PROBLEM REQUIREMENTS >> Exclude the pictures and retype the entries as written.

STORED DATA >>

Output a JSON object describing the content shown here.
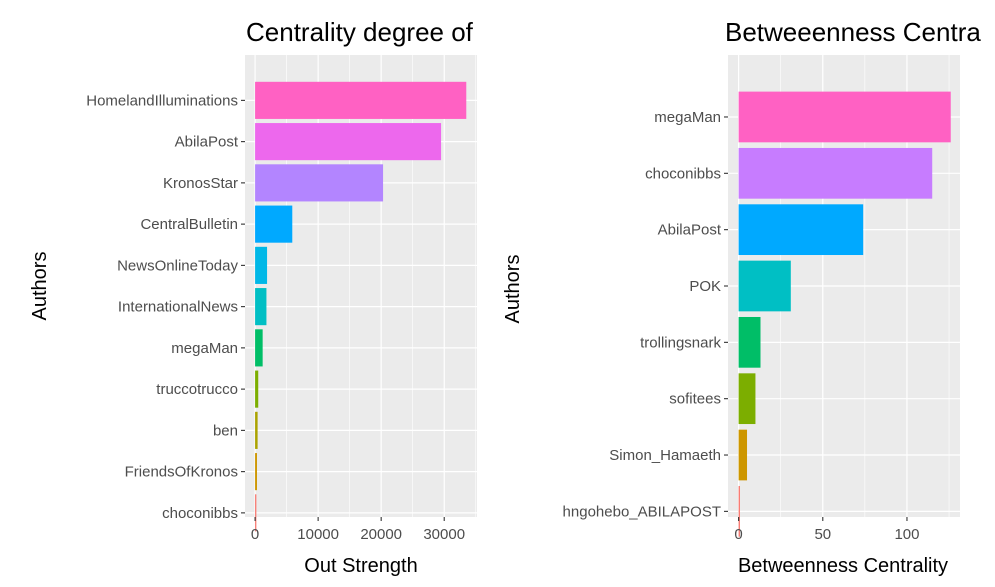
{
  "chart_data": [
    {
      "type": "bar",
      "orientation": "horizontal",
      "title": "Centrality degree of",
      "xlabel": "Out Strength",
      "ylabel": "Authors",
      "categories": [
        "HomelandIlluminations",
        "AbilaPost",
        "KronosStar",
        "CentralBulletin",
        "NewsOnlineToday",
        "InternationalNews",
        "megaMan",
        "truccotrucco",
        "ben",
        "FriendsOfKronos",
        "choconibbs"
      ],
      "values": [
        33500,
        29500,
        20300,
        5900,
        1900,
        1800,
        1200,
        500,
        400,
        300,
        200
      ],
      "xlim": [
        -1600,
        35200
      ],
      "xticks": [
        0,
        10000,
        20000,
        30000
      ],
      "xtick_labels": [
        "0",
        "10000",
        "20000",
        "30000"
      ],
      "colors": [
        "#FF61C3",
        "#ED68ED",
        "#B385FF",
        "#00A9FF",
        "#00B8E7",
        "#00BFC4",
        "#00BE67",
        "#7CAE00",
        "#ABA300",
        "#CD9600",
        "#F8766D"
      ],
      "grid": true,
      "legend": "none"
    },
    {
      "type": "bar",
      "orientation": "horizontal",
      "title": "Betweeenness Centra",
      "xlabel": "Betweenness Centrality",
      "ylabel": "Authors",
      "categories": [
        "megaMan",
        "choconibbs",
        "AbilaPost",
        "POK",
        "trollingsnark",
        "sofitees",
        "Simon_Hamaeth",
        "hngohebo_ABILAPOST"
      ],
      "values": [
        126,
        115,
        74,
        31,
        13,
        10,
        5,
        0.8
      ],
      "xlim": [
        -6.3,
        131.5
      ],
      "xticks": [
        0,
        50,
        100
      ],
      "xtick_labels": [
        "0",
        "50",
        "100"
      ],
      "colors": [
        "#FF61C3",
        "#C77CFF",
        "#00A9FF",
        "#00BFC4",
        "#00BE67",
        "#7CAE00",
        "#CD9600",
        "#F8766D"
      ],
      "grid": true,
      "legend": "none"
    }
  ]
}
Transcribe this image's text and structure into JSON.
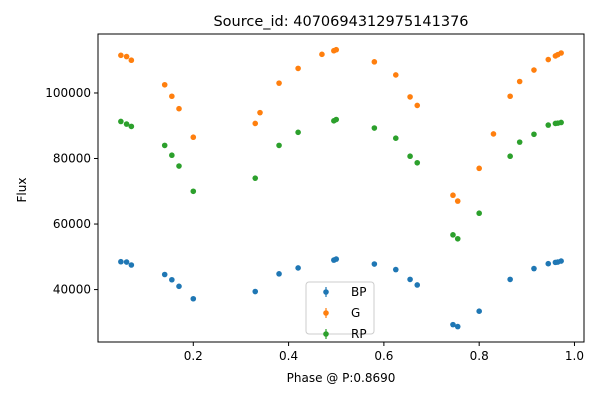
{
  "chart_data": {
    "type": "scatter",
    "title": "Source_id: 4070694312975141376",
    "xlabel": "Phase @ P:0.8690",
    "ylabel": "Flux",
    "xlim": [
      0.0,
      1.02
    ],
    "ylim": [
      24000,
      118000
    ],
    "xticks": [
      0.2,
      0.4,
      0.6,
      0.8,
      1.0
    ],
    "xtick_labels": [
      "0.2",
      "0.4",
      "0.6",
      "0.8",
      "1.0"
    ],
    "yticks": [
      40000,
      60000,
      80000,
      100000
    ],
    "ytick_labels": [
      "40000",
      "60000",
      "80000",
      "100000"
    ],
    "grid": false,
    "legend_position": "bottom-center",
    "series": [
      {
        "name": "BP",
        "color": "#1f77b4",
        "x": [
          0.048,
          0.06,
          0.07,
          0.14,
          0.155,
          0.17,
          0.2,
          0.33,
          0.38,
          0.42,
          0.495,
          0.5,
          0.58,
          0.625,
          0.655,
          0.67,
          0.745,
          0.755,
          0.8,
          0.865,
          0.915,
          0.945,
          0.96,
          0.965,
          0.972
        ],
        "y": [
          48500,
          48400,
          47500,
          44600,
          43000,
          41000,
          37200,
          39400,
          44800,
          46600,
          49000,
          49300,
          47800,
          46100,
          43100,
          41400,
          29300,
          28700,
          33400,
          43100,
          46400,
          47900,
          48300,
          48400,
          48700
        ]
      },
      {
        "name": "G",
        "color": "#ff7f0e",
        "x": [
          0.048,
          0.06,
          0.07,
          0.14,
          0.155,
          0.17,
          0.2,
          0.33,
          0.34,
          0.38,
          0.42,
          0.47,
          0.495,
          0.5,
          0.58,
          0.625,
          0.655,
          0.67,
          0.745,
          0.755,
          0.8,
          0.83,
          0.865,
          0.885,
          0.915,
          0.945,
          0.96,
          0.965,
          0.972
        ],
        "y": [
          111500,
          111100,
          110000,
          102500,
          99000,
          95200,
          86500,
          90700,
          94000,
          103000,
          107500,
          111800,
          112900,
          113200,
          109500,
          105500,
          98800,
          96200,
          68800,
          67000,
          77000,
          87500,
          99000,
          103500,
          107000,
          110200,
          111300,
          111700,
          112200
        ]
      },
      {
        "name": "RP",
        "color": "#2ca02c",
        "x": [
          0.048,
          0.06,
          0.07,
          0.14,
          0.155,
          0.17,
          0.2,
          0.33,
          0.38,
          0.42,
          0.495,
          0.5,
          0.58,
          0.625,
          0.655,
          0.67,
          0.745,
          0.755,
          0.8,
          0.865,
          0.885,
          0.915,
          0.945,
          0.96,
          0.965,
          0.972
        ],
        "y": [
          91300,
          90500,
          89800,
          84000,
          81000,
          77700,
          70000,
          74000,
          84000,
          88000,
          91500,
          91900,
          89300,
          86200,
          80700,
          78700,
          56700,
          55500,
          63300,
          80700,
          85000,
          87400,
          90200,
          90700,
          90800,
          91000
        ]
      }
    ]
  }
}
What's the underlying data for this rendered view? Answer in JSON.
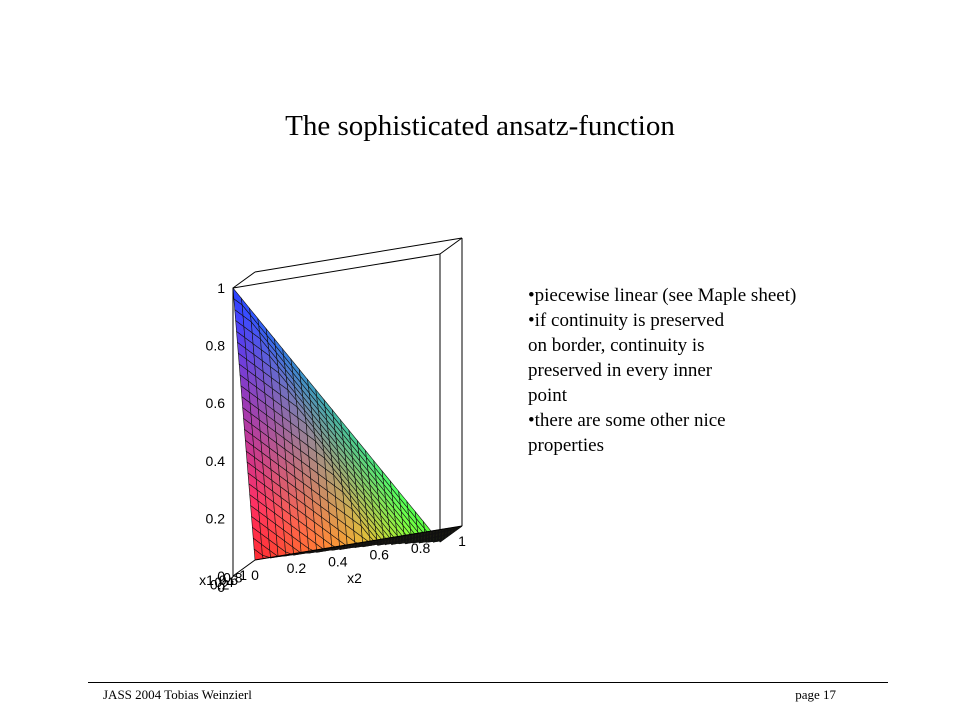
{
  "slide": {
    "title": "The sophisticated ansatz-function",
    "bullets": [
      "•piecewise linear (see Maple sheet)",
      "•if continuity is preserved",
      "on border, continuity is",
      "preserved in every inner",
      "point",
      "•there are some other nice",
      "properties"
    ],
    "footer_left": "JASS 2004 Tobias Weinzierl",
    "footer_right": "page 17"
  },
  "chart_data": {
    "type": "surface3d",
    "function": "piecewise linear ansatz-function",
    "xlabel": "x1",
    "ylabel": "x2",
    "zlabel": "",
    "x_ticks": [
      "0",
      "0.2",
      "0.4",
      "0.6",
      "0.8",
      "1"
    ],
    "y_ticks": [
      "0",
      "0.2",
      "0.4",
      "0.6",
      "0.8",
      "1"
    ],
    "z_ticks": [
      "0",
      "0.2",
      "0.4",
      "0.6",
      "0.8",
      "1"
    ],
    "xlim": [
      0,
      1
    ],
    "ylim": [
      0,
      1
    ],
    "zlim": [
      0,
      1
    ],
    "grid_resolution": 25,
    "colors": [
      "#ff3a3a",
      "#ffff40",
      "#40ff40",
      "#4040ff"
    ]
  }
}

TASK RESPONSE >>
Output a JSON object describing the content shown here.
{
  "chart_data": [
    {
      "type": "bar",
      "orientation": "horizontal",
      "title": "Centrality degree of",
      "xlabel": "Out Strength",
      "ylabel": "Authors",
      "categories": [
        "HomelandIlluminations",
        "AbilaPost",
        "KronosStar",
        "CentralBulletin",
        "NewsOnlineToday",
        "InternationalNews",
        "megaMan",
        "truccotrucco",
        "ben",
        "FriendsOfKronos",
        "choconibbs"
      ],
      "values": [
        33500,
        29500,
        20300,
        5900,
        1900,
        1800,
        1200,
        500,
        400,
        300,
        200
      ],
      "xlim": [
        -1600,
        35200
      ],
      "xticks": [
        0,
        10000,
        20000,
        30000
      ],
      "xtick_labels": [
        "0",
        "10000",
        "20000",
        "30000"
      ],
      "colors": [
        "#FF61C3",
        "#ED68ED",
        "#B385FF",
        "#00A9FF",
        "#00B8E7",
        "#00BFC4",
        "#00BE67",
        "#7CAE00",
        "#ABA300",
        "#CD9600",
        "#F8766D"
      ],
      "grid": true,
      "legend": "none"
    },
    {
      "type": "bar",
      "orientation": "horizontal",
      "title": "Betweeenness Centra",
      "xlabel": "Betweenness Centrality",
      "ylabel": "Authors",
      "categories": [
        "megaMan",
        "choconibbs",
        "AbilaPost",
        "POK",
        "trollingsnark",
        "sofitees",
        "Simon_Hamaeth",
        "hngohebo_ABILAPOST"
      ],
      "values": [
        126,
        115,
        74,
        31,
        13,
        10,
        5,
        0.8
      ],
      "xlim": [
        -6.3,
        131.5
      ],
      "xticks": [
        0,
        50,
        100
      ],
      "xtick_labels": [
        "0",
        "50",
        "100"
      ],
      "colors": [
        "#FF61C3",
        "#C77CFF",
        "#00A9FF",
        "#00BFC4",
        "#00BE67",
        "#7CAE00",
        "#CD9600",
        "#F8766D"
      ],
      "grid": true,
      "legend": "none"
    }
  ]
}
Transcribe this image's text and structure into JSON.
{
  "chart_data": {
    "type": "scatter",
    "title": "Source_id: 4070694312975141376",
    "xlabel": "Phase @ P:0.8690",
    "ylabel": "Flux",
    "xlim": [
      0.0,
      1.02
    ],
    "ylim": [
      24000,
      118000
    ],
    "xticks": [
      0.2,
      0.4,
      0.6,
      0.8,
      1.0
    ],
    "xtick_labels": [
      "0.2",
      "0.4",
      "0.6",
      "0.8",
      "1.0"
    ],
    "yticks": [
      40000,
      60000,
      80000,
      100000
    ],
    "ytick_labels": [
      "40000",
      "60000",
      "80000",
      "100000"
    ],
    "grid": false,
    "legend_position": "bottom-center",
    "series": [
      {
        "name": "BP",
        "color": "#1f77b4",
        "x": [
          0.048,
          0.06,
          0.07,
          0.14,
          0.155,
          0.17,
          0.2,
          0.33,
          0.38,
          0.42,
          0.495,
          0.5,
          0.58,
          0.625,
          0.655,
          0.67,
          0.745,
          0.755,
          0.8,
          0.865,
          0.915,
          0.945,
          0.96,
          0.965,
          0.972
        ],
        "y": [
          48500,
          48400,
          47500,
          44600,
          43000,
          41000,
          37200,
          39400,
          44800,
          46600,
          49000,
          49300,
          47800,
          46100,
          43100,
          41400,
          29300,
          28700,
          33400,
          43100,
          46400,
          47900,
          48300,
          48400,
          48700
        ]
      },
      {
        "name": "G",
        "color": "#ff7f0e",
        "x": [
          0.048,
          0.06,
          0.07,
          0.14,
          0.155,
          0.17,
          0.2,
          0.33,
          0.34,
          0.38,
          0.42,
          0.47,
          0.495,
          0.5,
          0.58,
          0.625,
          0.655,
          0.67,
          0.745,
          0.755,
          0.8,
          0.83,
          0.865,
          0.885,
          0.915,
          0.945,
          0.96,
          0.965,
          0.972
        ],
        "y": [
          111500,
          111100,
          110000,
          102500,
          99000,
          95200,
          86500,
          90700,
          94000,
          103000,
          107500,
          111800,
          112900,
          113200,
          109500,
          105500,
          98800,
          96200,
          68800,
          67000,
          77000,
          87500,
          99000,
          103500,
          107000,
          110200,
          111300,
          111700,
          112200
        ]
      },
      {
        "name": "RP",
        "color": "#2ca02c",
        "x": [
          0.048,
          0.06,
          0.07,
          0.14,
          0.155,
          0.17,
          0.2,
          0.33,
          0.38,
          0.42,
          0.495,
          0.5,
          0.58,
          0.625,
          0.655,
          0.67,
          0.745,
          0.755,
          0.8,
          0.865,
          0.885,
          0.915,
          0.945,
          0.96,
          0.965,
          0.972
        ],
        "y": [
          91300,
          90500,
          89800,
          84000,
          81000,
          77700,
          70000,
          74000,
          84000,
          88000,
          91500,
          91900,
          89300,
          86200,
          80700,
          78700,
          56700,
          55500,
          63300,
          80700,
          85000,
          87400,
          90200,
          90700,
          90800,
          91000
        ]
      }
    ]
  }
}
What's the underlying data for this rendered view? Answer in JSON.
{
  "slide": {
    "title": "The sophisticated ansatz-function",
    "bullets": [
      "•piecewise linear (see Maple sheet)",
      "•if continuity is preserved",
      "on border, continuity is",
      "preserved in every inner",
      "point",
      "•there are some other nice",
      "properties"
    ],
    "footer_left": "JASS 2004 Tobias Weinzierl",
    "footer_right": "page 17"
  },
  "chart_data": {
    "type": "surface3d",
    "function": "piecewise linear ansatz-function",
    "xlabel": "x1",
    "ylabel": "x2",
    "zlabel": "",
    "x_ticks": [
      "0",
      "0.2",
      "0.4",
      "0.6",
      "0.8",
      "1"
    ],
    "y_ticks": [
      "0",
      "0.2",
      "0.4",
      "0.6",
      "0.8",
      "1"
    ],
    "z_ticks": [
      "0",
      "0.2",
      "0.4",
      "0.6",
      "0.8",
      "1"
    ],
    "xlim": [
      0,
      1
    ],
    "ylim": [
      0,
      1
    ],
    "zlim": [
      0,
      1
    ],
    "grid_resolution": 25,
    "colors": [
      "#ff3a3a",
      "#ffff40",
      "#40ff40",
      "#4040ff"
    ]
  }
}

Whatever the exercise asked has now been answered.